[WHAT IS REQUIRED] Copy the data exactly as it appears, and do not include any pictures.

------ RECORDS FOR THE EXERCISE

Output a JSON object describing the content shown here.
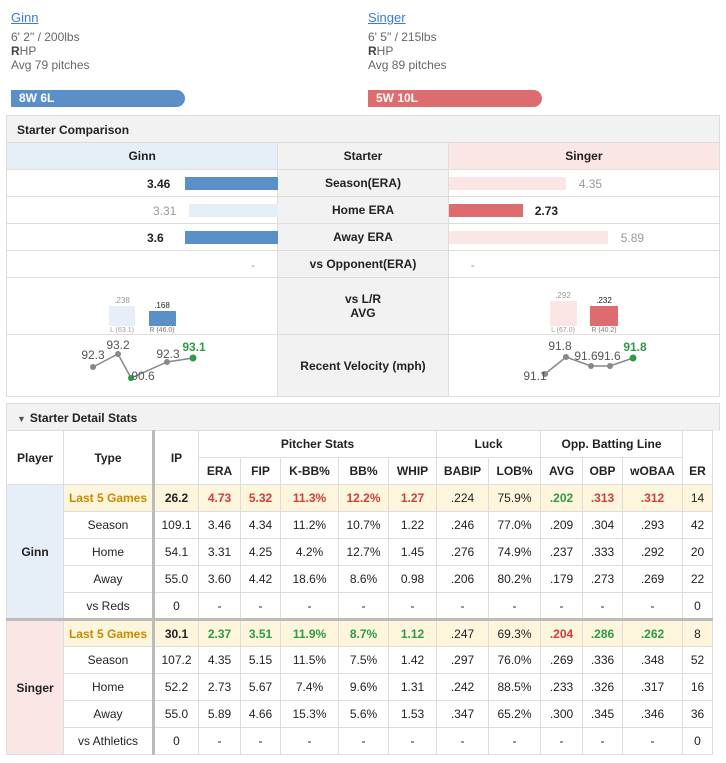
{
  "home": {
    "name": "Ginn",
    "size": "6' 2\" / 200lbs",
    "hand_b": "R",
    "hand_rest": "HP",
    "avg_pitches": "Avg 79 pitches",
    "record": "8W 6L"
  },
  "away": {
    "name": "Singer",
    "size": "6' 5\" / 215lbs",
    "hand_b": "R",
    "hand_rest": "HP",
    "avg_pitches": "Avg 89 pitches",
    "record": "5W 10L"
  },
  "comparison": {
    "title": "Starter Comparison",
    "header_center": "Starter",
    "rows": [
      {
        "label": "Season(ERA)",
        "left": "3.46",
        "right": "4.35"
      },
      {
        "label": "Home ERA",
        "left": "3.31",
        "right": "2.73"
      },
      {
        "label": "Away ERA",
        "left": "3.6",
        "right": "5.89"
      },
      {
        "label": "vs Opponent(ERA)",
        "left": "-",
        "right": "-"
      }
    ],
    "lr_label_1": "vs L/R",
    "lr_label_2": "AVG",
    "home_lr": {
      "l_val": ".238",
      "l_tag": "L (63.1)",
      "r_val": ".168",
      "r_tag": "R (46.0)"
    },
    "away_lr": {
      "l_val": ".292",
      "l_tag": "L (67.0)",
      "r_val": ".232",
      "r_tag": "R (40.2)"
    },
    "velocity_label": "Recent Velocity (mph)",
    "home_velocity": [
      "92.3",
      "93.2",
      "90.6",
      "92.3",
      "93.1"
    ],
    "away_velocity": [
      "91.1",
      "91.8",
      "91.6",
      "91.6",
      "91.8"
    ]
  },
  "detail": {
    "title": "Starter Detail Stats",
    "group_headers": [
      "Pitcher Stats",
      "Luck",
      "Opp. Batting Line"
    ],
    "headers": [
      "Player",
      "Type",
      "IP",
      "ERA",
      "FIP",
      "K-BB%",
      "BB%",
      "WHIP",
      "BABIP",
      "LOB%",
      "AVG",
      "OBP",
      "wOBAA",
      "ER"
    ],
    "home_rows": [
      [
        "Last 5 Games",
        "26.2",
        "4.73",
        "5.32",
        "11.3%",
        "12.2%",
        "1.27",
        ".224",
        "75.9%",
        ".202",
        ".313",
        ".312",
        "14"
      ],
      [
        "Season",
        "109.1",
        "3.46",
        "4.34",
        "11.2%",
        "10.7%",
        "1.22",
        ".246",
        "77.0%",
        ".209",
        ".304",
        ".293",
        "42"
      ],
      [
        "Home",
        "54.1",
        "3.31",
        "4.25",
        "4.2%",
        "12.7%",
        "1.45",
        ".276",
        "74.9%",
        ".237",
        ".333",
        ".292",
        "20"
      ],
      [
        "Away",
        "55.0",
        "3.60",
        "4.42",
        "18.6%",
        "8.6%",
        "0.98",
        ".206",
        "80.2%",
        ".179",
        ".273",
        ".269",
        "22"
      ],
      [
        "vs Reds",
        "0",
        "-",
        "-",
        "-",
        "-",
        "-",
        "-",
        "-",
        "-",
        "-",
        "-",
        "0"
      ]
    ],
    "away_rows": [
      [
        "Last 5 Games",
        "30.1",
        "2.37",
        "3.51",
        "11.9%",
        "8.7%",
        "1.12",
        ".247",
        "69.3%",
        ".204",
        ".286",
        ".262",
        "8"
      ],
      [
        "Season",
        "107.2",
        "4.35",
        "5.15",
        "11.5%",
        "7.5%",
        "1.42",
        ".297",
        "76.0%",
        ".269",
        ".336",
        ".348",
        "52"
      ],
      [
        "Home",
        "52.2",
        "2.73",
        "5.67",
        "7.4%",
        "9.6%",
        "1.31",
        ".242",
        "88.5%",
        ".233",
        ".326",
        ".317",
        "16"
      ],
      [
        "Away",
        "55.0",
        "5.89",
        "4.66",
        "15.3%",
        "5.6%",
        "1.53",
        ".347",
        "65.2%",
        ".300",
        ".345",
        ".346",
        "36"
      ],
      [
        "vs Athletics",
        "0",
        "-",
        "-",
        "-",
        "-",
        "-",
        "-",
        "-",
        "-",
        "-",
        "-",
        "0"
      ]
    ]
  },
  "colors": {
    "home": "#5b8fc7",
    "away": "#de6b6e",
    "highlight_red": "#d23c3c",
    "highlight_green": "#2e9a45"
  }
}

------------

[REPLY]
Output a JSON object describing the content shown here.
{
  "home": {
    "name": "Ginn",
    "size": "6' 2\" / 200lbs",
    "hand_b": "R",
    "hand_rest": "HP",
    "avg_pitches": "Avg 79 pitches",
    "record": "8W 6L"
  },
  "away": {
    "name": "Singer",
    "size": "6' 5\" / 215lbs",
    "hand_b": "R",
    "hand_rest": "HP",
    "avg_pitches": "Avg 89 pitches",
    "record": "5W 10L"
  },
  "comparison": {
    "title": "Starter Comparison",
    "header_center": "Starter",
    "rows": [
      {
        "label": "Season(ERA)",
        "left": "3.46",
        "right": "4.35"
      },
      {
        "label": "Home ERA",
        "left": "3.31",
        "right": "2.73"
      },
      {
        "label": "Away ERA",
        "left": "3.6",
        "right": "5.89"
      },
      {
        "label": "vs Opponent(ERA)",
        "left": "-",
        "right": "-"
      }
    ],
    "lr_label_1": "vs L/R",
    "lr_label_2": "AVG",
    "home_lr": {
      "l_val": ".238",
      "l_tag": "L (63.1)",
      "r_val": ".168",
      "r_tag": "R (46.0)"
    },
    "away_lr": {
      "l_val": ".292",
      "l_tag": "L (67.0)",
      "r_val": ".232",
      "r_tag": "R (40.2)"
    },
    "velocity_label": "Recent Velocity (mph)",
    "home_velocity": [
      "92.3",
      "93.2",
      "90.6",
      "92.3",
      "93.1"
    ],
    "away_velocity": [
      "91.1",
      "91.8",
      "91.6",
      "91.6",
      "91.8"
    ]
  },
  "detail": {
    "title": "Starter Detail Stats",
    "group_headers": [
      "Pitcher Stats",
      "Luck",
      "Opp. Batting Line"
    ],
    "headers": [
      "Player",
      "Type",
      "IP",
      "ERA",
      "FIP",
      "K-BB%",
      "BB%",
      "WHIP",
      "BABIP",
      "LOB%",
      "AVG",
      "OBP",
      "wOBAA",
      "ER"
    ],
    "home_rows": [
      [
        "Last 5 Games",
        "26.2",
        "4.73",
        "5.32",
        "11.3%",
        "12.2%",
        "1.27",
        ".224",
        "75.9%",
        ".202",
        ".313",
        ".312",
        "14"
      ],
      [
        "Season",
        "109.1",
        "3.46",
        "4.34",
        "11.2%",
        "10.7%",
        "1.22",
        ".246",
        "77.0%",
        ".209",
        ".304",
        ".293",
        "42"
      ],
      [
        "Home",
        "54.1",
        "3.31",
        "4.25",
        "4.2%",
        "12.7%",
        "1.45",
        ".276",
        "74.9%",
        ".237",
        ".333",
        ".292",
        "20"
      ],
      [
        "Away",
        "55.0",
        "3.60",
        "4.42",
        "18.6%",
        "8.6%",
        "0.98",
        ".206",
        "80.2%",
        ".179",
        ".273",
        ".269",
        "22"
      ],
      [
        "vs Reds",
        "0",
        "-",
        "-",
        "-",
        "-",
        "-",
        "-",
        "-",
        "-",
        "-",
        "-",
        "0"
      ]
    ],
    "away_rows": [
      [
        "Last 5 Games",
        "30.1",
        "2.37",
        "3.51",
        "11.9%",
        "8.7%",
        "1.12",
        ".247",
        "69.3%",
        ".204",
        ".286",
        ".262",
        "8"
      ],
      [
        "Season",
        "107.2",
        "4.35",
        "5.15",
        "11.5%",
        "7.5%",
        "1.42",
        ".297",
        "76.0%",
        ".269",
        ".336",
        ".348",
        "52"
      ],
      [
        "Home",
        "52.2",
        "2.73",
        "5.67",
        "7.4%",
        "9.6%",
        "1.31",
        ".242",
        "88.5%",
        ".233",
        ".326",
        ".317",
        "16"
      ],
      [
        "Away",
        "55.0",
        "5.89",
        "4.66",
        "15.3%",
        "5.6%",
        "1.53",
        ".347",
        "65.2%",
        ".300",
        ".345",
        ".346",
        "36"
      ],
      [
        "vs Athletics",
        "0",
        "-",
        "-",
        "-",
        "-",
        "-",
        "-",
        "-",
        "-",
        "-",
        "-",
        "0"
      ]
    ]
  },
  "colors": {
    "home": "#5b8fc7",
    "away": "#de6b6e",
    "highlight_red": "#d23c3c",
    "highlight_green": "#2e9a45"
  }
}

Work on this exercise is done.